╭──
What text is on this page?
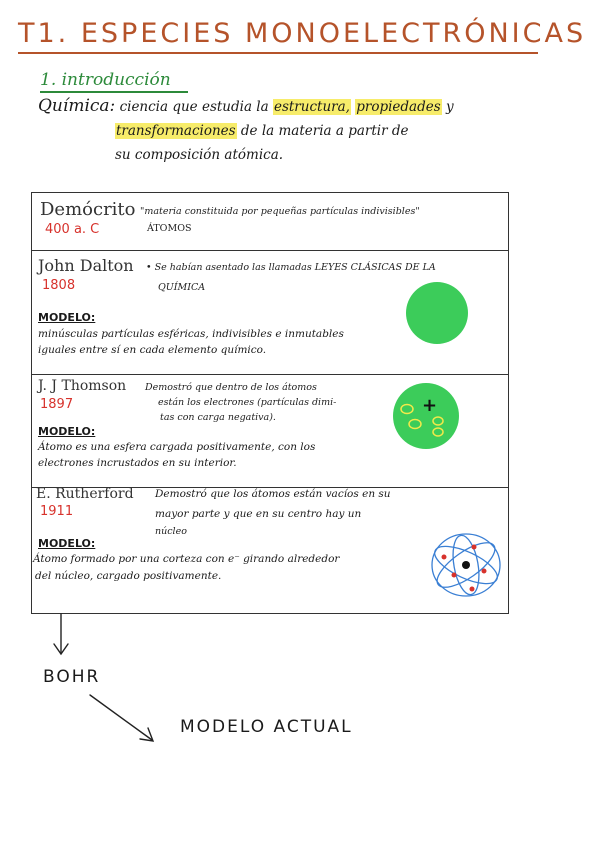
T1. ESPECIES MONOELECTRÓNICAS
1. introducción
Química: ciencia que estudia la estructura, propiedades y
transformaciones de la materia a partir de
su composición atómica.
Demócrito
400 a. C
"materia constituida por pequeñas partículas indivisibles"
ÁTOMOS
John Dalton
1808
• Se habían asentado las llamadas LEYES CLÁSICAS DE LA
QUÍMICA
MODELO:
minúsculas partículas esféricas, indivisibles e inmutables
iguales entre sí en cada elemento químico.
J. J Thomson
1897
Demostró que dentro de los átomos
están los electrones (partículas dimi-
tas con carga negativa).
MODELO:
Átomo es una esfera cargada positivamente, con los
electrones incrustados en su interior.
+
E. Rutherford
1911
Demostró que los átomos están vacíos en su
mayor parte y que en su centro hay un
núcleo
MODELO:
Átomo formado por una corteza con e⁻ girando alrededor
del núcleo, cargado positivamente.
BOHR
MODELO ACTUAL
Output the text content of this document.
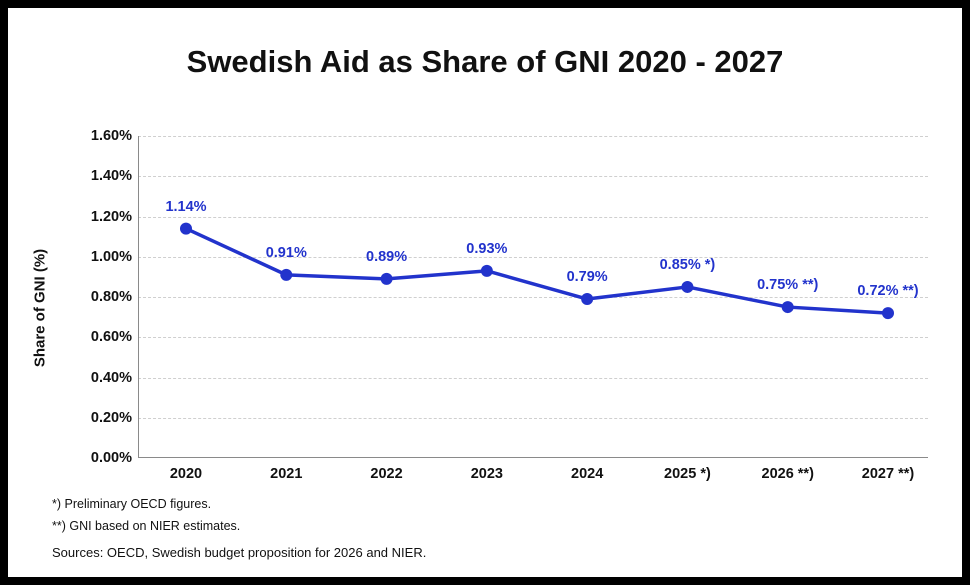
Swedish Aid as Share of GNI 2020 - 2027
Share of GNI (%)
0.00%
0.20%
0.40%
0.60%
0.80%
1.00%
1.20%
1.40%
1.60%
2020	2021	2022	2023	2024	2025 *)	2026 **)	2027 **)
1.14%
0.91%	0.89%
0.93%
0.79%
0.85% *)
0.75% **)	0.72% **)
*) Preliminary OECD figures.
**) GNI based on NIER estimates.
Sources: OECD, Swedish budget proposition for 2026 and NIER.
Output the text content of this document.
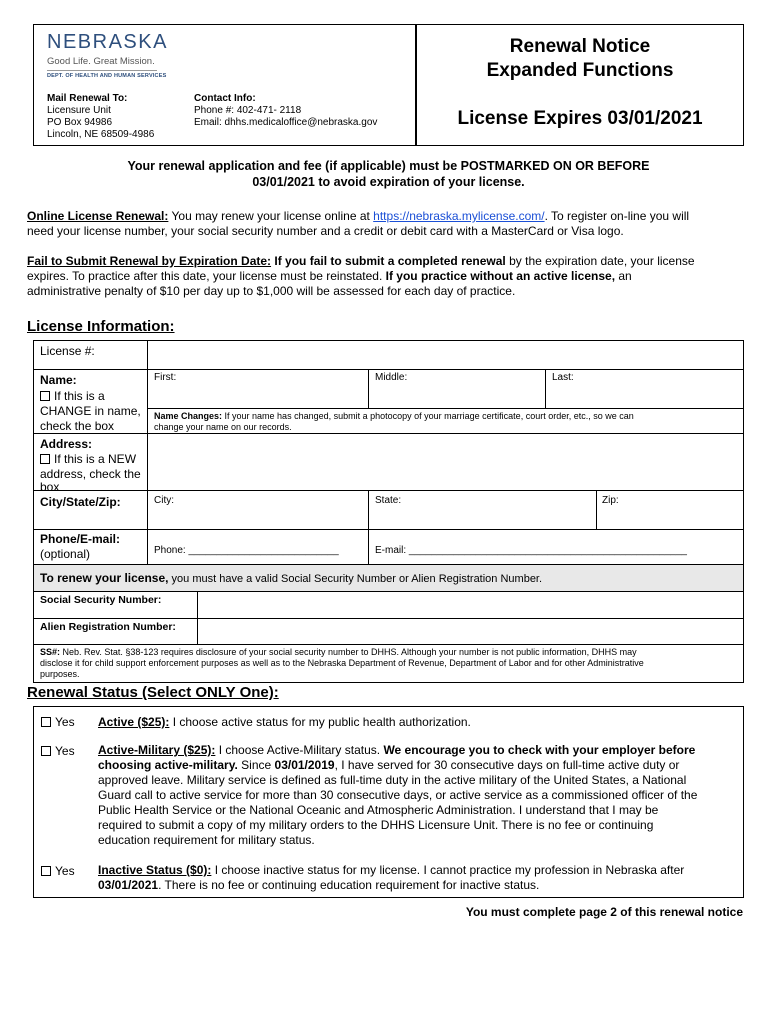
NEBRASKA
Good Life. Great Mission.
DEPT. OF HEALTH AND HUMAN SERVICES
Mail Renewal To:
Licensure Unit
PO Box 94986
Lincoln, NE 68509-4986
Contact Info:
Phone #: 402-471- 2118
Email: dhhs.medicaloffice@nebraska.gov
Renewal Notice
Expanded Functions
License Expires 03/01/2021
Your renewal application and fee (if applicable) must be POSTMARKED ON OR BEFORE
03/01/2021 to avoid expiration of your license.
Online License Renewal: You may renew your license online at https://nebraska.mylicense.com/. To register on-line you will
need your license number, your social security number and a credit or debit card with a MasterCard or Visa logo.
Fail to Submit Renewal by Expiration Date: If you fail to submit a completed renewal by the expiration date, your license
expires. To practice after this date, your license must be reinstated. If you practice without an active license, an
administrative penalty of $10 per day up to $1,000 will be assessed for each day of practice.
License Information:
License #:
Name:
If this is a
CHANGE in name,
check the box
First:	Middle:	Last:
Name Changes: If your name has changed, submit a photocopy of your marriage certificate, court order, etc., so we can
change your name on our records.
Address:
If this is a NEW
address, check the
box
City/State/Zip:	City:	State:	Zip:
Phone/E-mail:
(optional)	Phone: ___________________________	E-mail: __________________________________________________
To renew your license, you must have a valid Social Security Number or Alien Registration Number.
Social Security Number:
Alien Registration Number:
SS#: Neb. Rev. Stat. §38-123 requires disclosure of your social security number to DHHS. Although your number is not public information, DHHS may
disclose it for child support enforcement purposes as well as to the Nebraska Department of Revenue, Department of Labor and for other Administrative
purposes.
Renewal Status (Select ONLY One):
Yes Active ($25): I choose active status for my public health authorization.
Yes Active-Military ($25): I choose Active-Military status. We encourage you to check with your employer before
choosing active-military. Since 03/01/2019, I have served for 30 consecutive days on full-time active duty or
approved leave. Military service is defined as full-time duty in the active military of the United States, a National
Guard call to active service for more than 30 consecutive days, or active service as a commissioned officer of the
Public Health Service or the National Oceanic and Atmospheric Administration. I understand that I may be
required to submit a copy of my military orders to the DHHS Licensure Unit. There is no fee or continuing
education requirement for military status.
Yes Inactive Status ($0): I choose inactive status for my license. I cannot practice my profession in Nebraska after
03/01/2021. There is no fee or continuing education requirement for inactive status.
You must complete page 2 of this renewal notice
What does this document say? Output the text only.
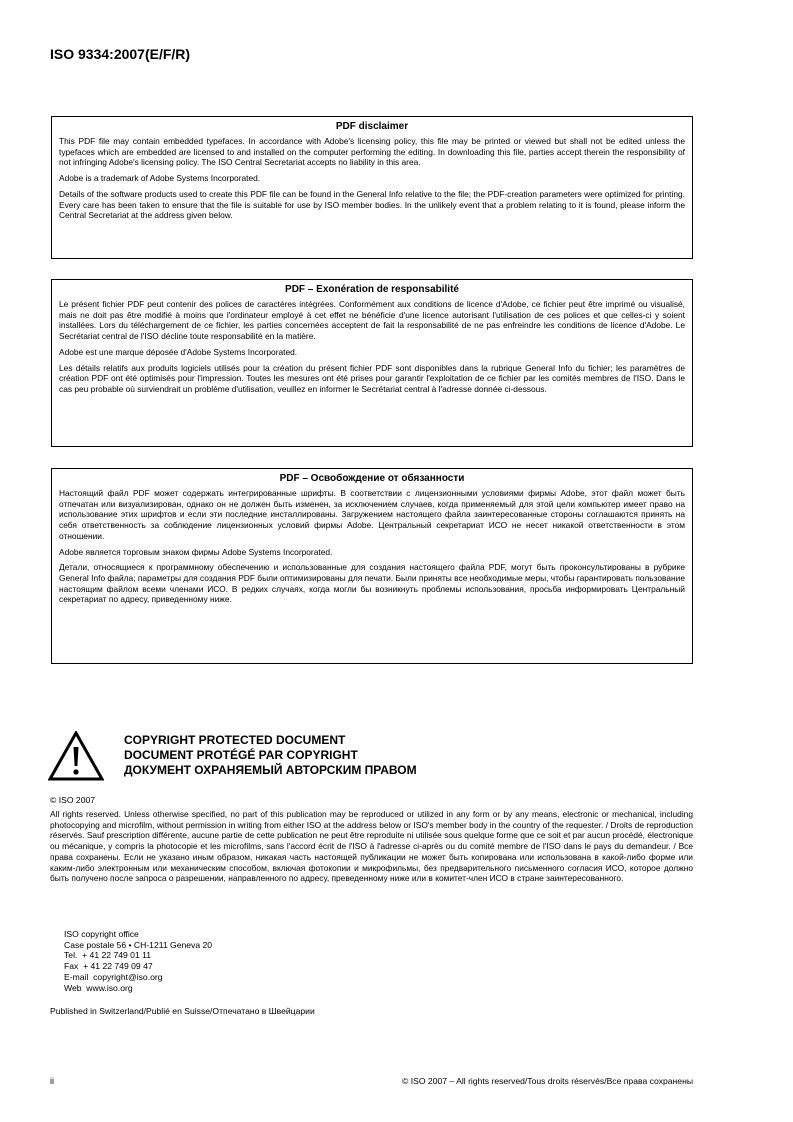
ISO 9334:2007(E/F/R)
PDF disclaimer

This PDF file may contain embedded typefaces. In accordance with Adobe's licensing policy, this file may be printed or viewed but shall not be edited unless the typefaces which are embedded are licensed to and installed on the computer performing the editing. In downloading this file, parties accept therein the responsibility of not infringing Adobe's licensing policy. The ISO Central Secretariat accepts no liability in this area.

Adobe is a trademark of Adobe Systems Incorporated.

Details of the software products used to create this PDF file can be found in the General Info relative to the file; the PDF-creation parameters were optimized for printing. Every care has been taken to ensure that the file is suitable for use by ISO member bodies. In the unlikely event that a problem relating to it is found, please inform the Central Secretariat at the address given below.

PDF – Exonération de responsabilité

Le présent fichier PDF peut contenir des polices de caractères intégrées. Conformément aux conditions de licence d'Adobe, ce fichier peut être imprimé ou visualisé, mais ne doit pas être modifié à moins que l'ordinateur employé à cet effet ne bénéficie d'une licence autorisant l'utilisation de ces polices et que celles-ci y soient installées. Lors du téléchargement de ce fichier, les parties concernées acceptent de fait la responsabilité de ne pas enfreindre les conditions de licence d'Adobe. Le Secrétariat central de l'ISO décline toute responsabilité en la matière.

Adobe est une marque déposée d'Adobe Systems Incorporated.

Les détails relatifs aux produits logiciels utilisés pour la création du présent fichier PDF sont disponibles dans la rubrique General Info du fichier; les paramètres de création PDF ont été optimisés pour l'impression. Toutes les mesures ont été prises pour garantir l'exploitation de ce fichier par les comités membres de l'ISO. Dans le cas peu probable où surviendrait un problème d'utilisation, veuillez en informer le Secrétariat central à l'adresse donnée ci-dessous.

PDF – Освобождение от обязанности

Настоящий файл PDF может содержать интегрированные шрифты. В соответствии с лицензионными условиями фирмы Adobe, этот файл может быть отпечатан или визуализирован, однако он не должен быть изменен, за исключением случаев, когда применяемый для этой цели компьютер имеет право на использование этих шрифтов и если эти последние инсталлированы. Загружением настоящего файла заинтересованные стороны соглашаются принять на себя ответственность за соблюдение лицензионных условий фирмы Adobe. Центральный секретариат ИСО не несет никакой ответственности в этом отношении.

Adobe является торговым знаком фирмы Adobe Systems Incorporated.

Детали, относящиеся к программному обеспечению и использованные для создания настоящего файла PDF, могут быть проконсультированы в рубрике General Info файла; параметры для создания PDF были оптимизированы для печати. Были приняты все необходимые меры, чтобы гарантировать пользование настоящим файлом всеми членами ИСО. В редких случаях, когда могли бы возникнуть проблемы использования, просьба информировать Центральный секретариат по адресу, приведенному ниже.

COPYRIGHT PROTECTED DOCUMENT
DOCUMENT PROTÉGÉ PAR COPYRIGHT
ДОКУМЕНТ ОХРАНЯЕМЫЙ АВТОРСКИМ ПРАВОМ
© ISO 2007

All rights reserved. Unless otherwise specified, no part of this publication may be reproduced or utilized in any form or by any means, electronic or mechanical, including photocopying and microfilm, without permission in writing from either ISO at the address below or ISO's member body in the country of the requester. / Droits de reproduction réservés. Sauf prescription différente, aucune partie de cette publication ne peut être reproduite ni utilisée sous quelque forme que ce soit et par aucun procédé, électronique ou mécanique, y compris la photocopie et les microfilms, sans l'accord écrit de l'ISO à l'adresse ci-après ou du comité membre de l'ISO dans le pays du demandeur. / Все права сохранены. Если не указано иным образом, никакая часть настоящей публикации не может быть копирована или использована в какой-либо форме или каким-либо электронным или механическим способом, включая фотокопии и микрофильмы, без предварительного письменного согласия ИСО, которое должно быть получено после запроса о разрешении, направленного по адресу, преведенному ниже или в комитет-член ИСО в стране заинтересованного.

ISO copyright office
Case postale 56 • CH-1211 Geneva 20
Tel.  + 41 22 749 01 11
Fax  + 41 22 749 09 47
E-mail  copyright@iso.org
Web  www.iso.org
Published in Switzerland/Publié en Suisse/Отпечатано в Швейцарии
ii	© ISO 2007 – All rights reserved/Tous droits réservés/Все права сохранены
╰──
▸ **WHAT IS BEING ASKED**
Count how many lines of the material hold the string "ниже". Give the number and nothing more.

▸ **ANSWER TO THIS TASK**
2